> Reading passage
○ ○ ○ ○ ○ ○ ○

"Unparalleled" British industrial designer Kenneth Grange dies aged 95
Pentagram co-founder Kenneth Grange, whose playful and prolific product designs helped to define the face of modern Britain, has died aged 95.
Grange, who designed thousands of products that have entered the country's industrial design canon over his 70-year career, passed away less than a week after his 95th birthday.
Among his seminal designs are Royal Mail postboxes, London black cabs and many UK "firsts", including the first parking metres in 1958, Kenwood's debut food mixer in 1960 and British Rail's Inter-City 125 train in 1977, which still holds the record for the fastest diesel locomotive.
Kenneth Grange (top) has created thousands of consumer products including the Kenwood Chef mixer (above)
Grange is known for co-founding Pentagram, which went on to become the world's largest independent design consultancy, bringing expertise in industrial design to the table while his co-founders worked largely on graphics. He was known for forming fruitful, decades-long partnerships with some of the world's biggest consumer brands including Kenwood and Kodak, for which he designed the Brownie 44A, the first camera to use a plastic lens.

○ ○ ○ ○ ○ ○ ○

> Dataset excerpts
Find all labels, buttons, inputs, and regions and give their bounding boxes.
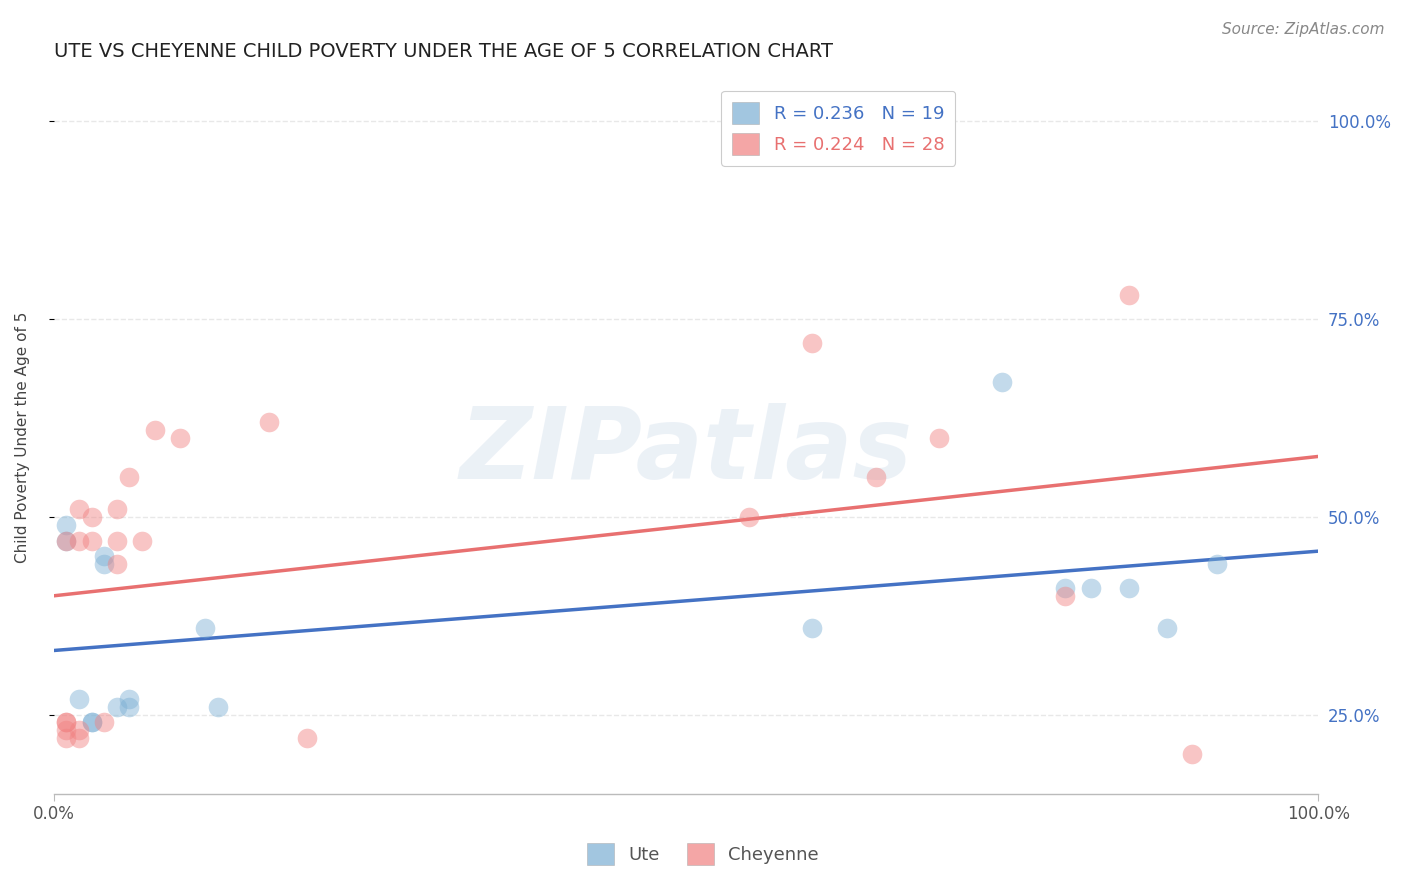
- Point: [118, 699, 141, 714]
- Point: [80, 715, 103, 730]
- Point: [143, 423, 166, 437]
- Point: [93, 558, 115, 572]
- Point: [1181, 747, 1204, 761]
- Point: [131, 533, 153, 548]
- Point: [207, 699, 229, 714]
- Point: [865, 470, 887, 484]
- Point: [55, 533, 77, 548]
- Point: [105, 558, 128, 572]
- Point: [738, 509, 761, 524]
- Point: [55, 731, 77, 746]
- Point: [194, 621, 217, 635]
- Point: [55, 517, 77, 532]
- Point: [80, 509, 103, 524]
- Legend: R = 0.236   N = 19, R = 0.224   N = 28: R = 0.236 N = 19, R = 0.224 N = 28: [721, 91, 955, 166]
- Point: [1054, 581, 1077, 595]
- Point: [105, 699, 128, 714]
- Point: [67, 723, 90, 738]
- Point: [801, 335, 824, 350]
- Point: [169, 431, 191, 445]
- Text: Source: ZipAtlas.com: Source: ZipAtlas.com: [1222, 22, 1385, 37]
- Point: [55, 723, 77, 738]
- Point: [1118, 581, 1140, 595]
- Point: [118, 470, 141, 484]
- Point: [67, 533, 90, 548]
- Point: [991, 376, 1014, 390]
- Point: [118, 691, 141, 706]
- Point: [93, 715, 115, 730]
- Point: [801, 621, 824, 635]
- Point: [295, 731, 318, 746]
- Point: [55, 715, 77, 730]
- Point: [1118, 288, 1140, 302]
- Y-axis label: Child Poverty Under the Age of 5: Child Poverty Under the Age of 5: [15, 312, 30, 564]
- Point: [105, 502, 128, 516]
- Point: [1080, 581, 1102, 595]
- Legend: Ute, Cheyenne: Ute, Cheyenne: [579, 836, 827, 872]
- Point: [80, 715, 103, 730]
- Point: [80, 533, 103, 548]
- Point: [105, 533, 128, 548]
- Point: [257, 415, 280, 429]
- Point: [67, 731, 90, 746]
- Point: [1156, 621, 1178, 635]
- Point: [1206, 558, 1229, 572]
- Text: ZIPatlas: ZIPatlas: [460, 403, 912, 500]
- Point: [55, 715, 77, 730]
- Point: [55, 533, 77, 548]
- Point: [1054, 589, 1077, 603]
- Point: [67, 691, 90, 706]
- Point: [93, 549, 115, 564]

○ ○ ○ ○ ○ ○ ○

> Task set
1. In the article on Kenneth Grange, which camera was the first to use a plastic lens?
2. Reproduce word for word everything in the article on Kenneth Grange from "Grange, who designed" down to "fastest diesel locomotive.".

> Results for the exercise
1. The Brownie 44A, which Grange designed for Kodak.

2.
Grange, who designed thousands of products that have entered the country's industrial design canon over his 70-year career, passed away less than a week after his 95th birthday.
Among his seminal designs are Royal Mail postboxes, London black cabs and many UK "firsts", including the first parking metres in 1958, Kenwood's debut food mixer in 1960 and British Rail's Inter-City 125 train in 1977, which still holds the record for the fastest diesel locomotive.